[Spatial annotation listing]
--------
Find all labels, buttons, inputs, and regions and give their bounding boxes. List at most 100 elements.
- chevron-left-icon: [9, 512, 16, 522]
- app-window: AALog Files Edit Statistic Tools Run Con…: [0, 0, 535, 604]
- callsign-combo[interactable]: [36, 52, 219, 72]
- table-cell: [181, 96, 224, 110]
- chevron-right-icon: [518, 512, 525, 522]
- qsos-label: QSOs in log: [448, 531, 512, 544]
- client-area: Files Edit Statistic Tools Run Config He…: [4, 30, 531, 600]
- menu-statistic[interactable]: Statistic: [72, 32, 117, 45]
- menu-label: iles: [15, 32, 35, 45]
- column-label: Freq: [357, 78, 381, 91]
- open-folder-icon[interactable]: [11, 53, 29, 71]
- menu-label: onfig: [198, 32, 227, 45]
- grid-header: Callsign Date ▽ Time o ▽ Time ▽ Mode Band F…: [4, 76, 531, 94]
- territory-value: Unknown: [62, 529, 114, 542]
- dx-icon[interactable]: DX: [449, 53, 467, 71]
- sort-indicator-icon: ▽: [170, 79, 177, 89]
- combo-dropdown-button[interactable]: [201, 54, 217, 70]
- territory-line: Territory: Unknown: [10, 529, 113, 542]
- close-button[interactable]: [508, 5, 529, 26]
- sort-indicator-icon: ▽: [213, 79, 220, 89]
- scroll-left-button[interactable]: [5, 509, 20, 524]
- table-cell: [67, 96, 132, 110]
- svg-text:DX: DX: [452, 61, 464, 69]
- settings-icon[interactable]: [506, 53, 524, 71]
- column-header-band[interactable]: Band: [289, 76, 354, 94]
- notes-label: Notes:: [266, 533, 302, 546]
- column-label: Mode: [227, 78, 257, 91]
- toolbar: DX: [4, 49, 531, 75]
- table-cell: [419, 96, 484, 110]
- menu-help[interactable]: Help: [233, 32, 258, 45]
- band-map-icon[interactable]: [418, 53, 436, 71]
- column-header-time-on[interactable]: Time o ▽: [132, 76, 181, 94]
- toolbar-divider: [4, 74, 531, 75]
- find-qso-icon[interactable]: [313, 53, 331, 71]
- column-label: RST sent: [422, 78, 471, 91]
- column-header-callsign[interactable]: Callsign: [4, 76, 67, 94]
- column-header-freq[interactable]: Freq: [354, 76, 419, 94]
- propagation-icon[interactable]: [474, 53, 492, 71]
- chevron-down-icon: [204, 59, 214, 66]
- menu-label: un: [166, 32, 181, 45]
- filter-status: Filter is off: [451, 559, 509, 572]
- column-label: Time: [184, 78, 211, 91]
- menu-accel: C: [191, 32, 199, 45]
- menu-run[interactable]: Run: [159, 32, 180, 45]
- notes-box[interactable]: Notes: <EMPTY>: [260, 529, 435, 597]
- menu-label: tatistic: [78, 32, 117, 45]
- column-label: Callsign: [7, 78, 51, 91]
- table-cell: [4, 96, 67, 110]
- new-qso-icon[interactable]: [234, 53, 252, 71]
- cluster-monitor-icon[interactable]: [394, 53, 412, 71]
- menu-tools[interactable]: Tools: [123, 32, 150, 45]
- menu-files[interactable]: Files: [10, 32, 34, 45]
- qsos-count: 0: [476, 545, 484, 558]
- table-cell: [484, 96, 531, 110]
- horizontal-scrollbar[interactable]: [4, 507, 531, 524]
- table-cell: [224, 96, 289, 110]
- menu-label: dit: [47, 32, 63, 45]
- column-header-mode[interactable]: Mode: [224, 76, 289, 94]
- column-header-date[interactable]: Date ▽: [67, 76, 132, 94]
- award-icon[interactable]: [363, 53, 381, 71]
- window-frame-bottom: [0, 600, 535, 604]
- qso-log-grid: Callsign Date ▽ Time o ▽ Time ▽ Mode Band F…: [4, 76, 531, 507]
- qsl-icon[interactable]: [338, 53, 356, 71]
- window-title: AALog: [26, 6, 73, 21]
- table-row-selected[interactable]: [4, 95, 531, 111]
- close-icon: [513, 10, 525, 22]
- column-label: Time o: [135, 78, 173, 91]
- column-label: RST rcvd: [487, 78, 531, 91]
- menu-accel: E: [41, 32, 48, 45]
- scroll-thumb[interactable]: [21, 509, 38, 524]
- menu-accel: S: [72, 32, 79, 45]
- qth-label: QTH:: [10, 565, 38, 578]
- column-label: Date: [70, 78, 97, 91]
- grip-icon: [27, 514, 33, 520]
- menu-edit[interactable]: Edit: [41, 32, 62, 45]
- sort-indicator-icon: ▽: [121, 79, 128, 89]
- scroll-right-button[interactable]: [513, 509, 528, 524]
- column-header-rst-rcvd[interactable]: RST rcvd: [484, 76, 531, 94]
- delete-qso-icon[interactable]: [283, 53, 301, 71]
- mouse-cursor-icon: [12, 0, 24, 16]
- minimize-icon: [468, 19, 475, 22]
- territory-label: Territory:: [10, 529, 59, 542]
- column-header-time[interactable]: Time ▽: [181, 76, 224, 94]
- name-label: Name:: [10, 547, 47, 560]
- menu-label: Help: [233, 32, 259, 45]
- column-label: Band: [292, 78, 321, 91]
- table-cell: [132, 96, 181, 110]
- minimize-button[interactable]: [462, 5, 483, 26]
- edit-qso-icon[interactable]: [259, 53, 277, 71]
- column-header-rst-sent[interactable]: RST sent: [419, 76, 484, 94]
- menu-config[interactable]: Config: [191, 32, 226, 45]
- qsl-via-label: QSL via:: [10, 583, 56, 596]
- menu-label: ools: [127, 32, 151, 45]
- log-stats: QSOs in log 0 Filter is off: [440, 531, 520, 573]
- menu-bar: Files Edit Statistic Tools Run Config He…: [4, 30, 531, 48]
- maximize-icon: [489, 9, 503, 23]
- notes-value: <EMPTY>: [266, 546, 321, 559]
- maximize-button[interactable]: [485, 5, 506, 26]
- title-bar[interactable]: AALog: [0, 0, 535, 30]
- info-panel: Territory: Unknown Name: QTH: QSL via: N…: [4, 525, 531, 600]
--------
EXERCISE OBJECTIVE: Repeat the stretch of the listing from its beginning through the line containing "- chevron-right-icon: [518, 512, 525, 522]".

EXERCISE RESULT:
Find all labels, buttons, inputs, and regions and give their bounding boxes. List at most 100 elements.
- chevron-left-icon: [9, 512, 16, 522]
- app-window: AALog Files Edit Statistic Tools Run Con…: [0, 0, 535, 604]
- callsign-combo[interactable]: [36, 52, 219, 72]
- table-cell: [181, 96, 224, 110]
- chevron-right-icon: [518, 512, 525, 522]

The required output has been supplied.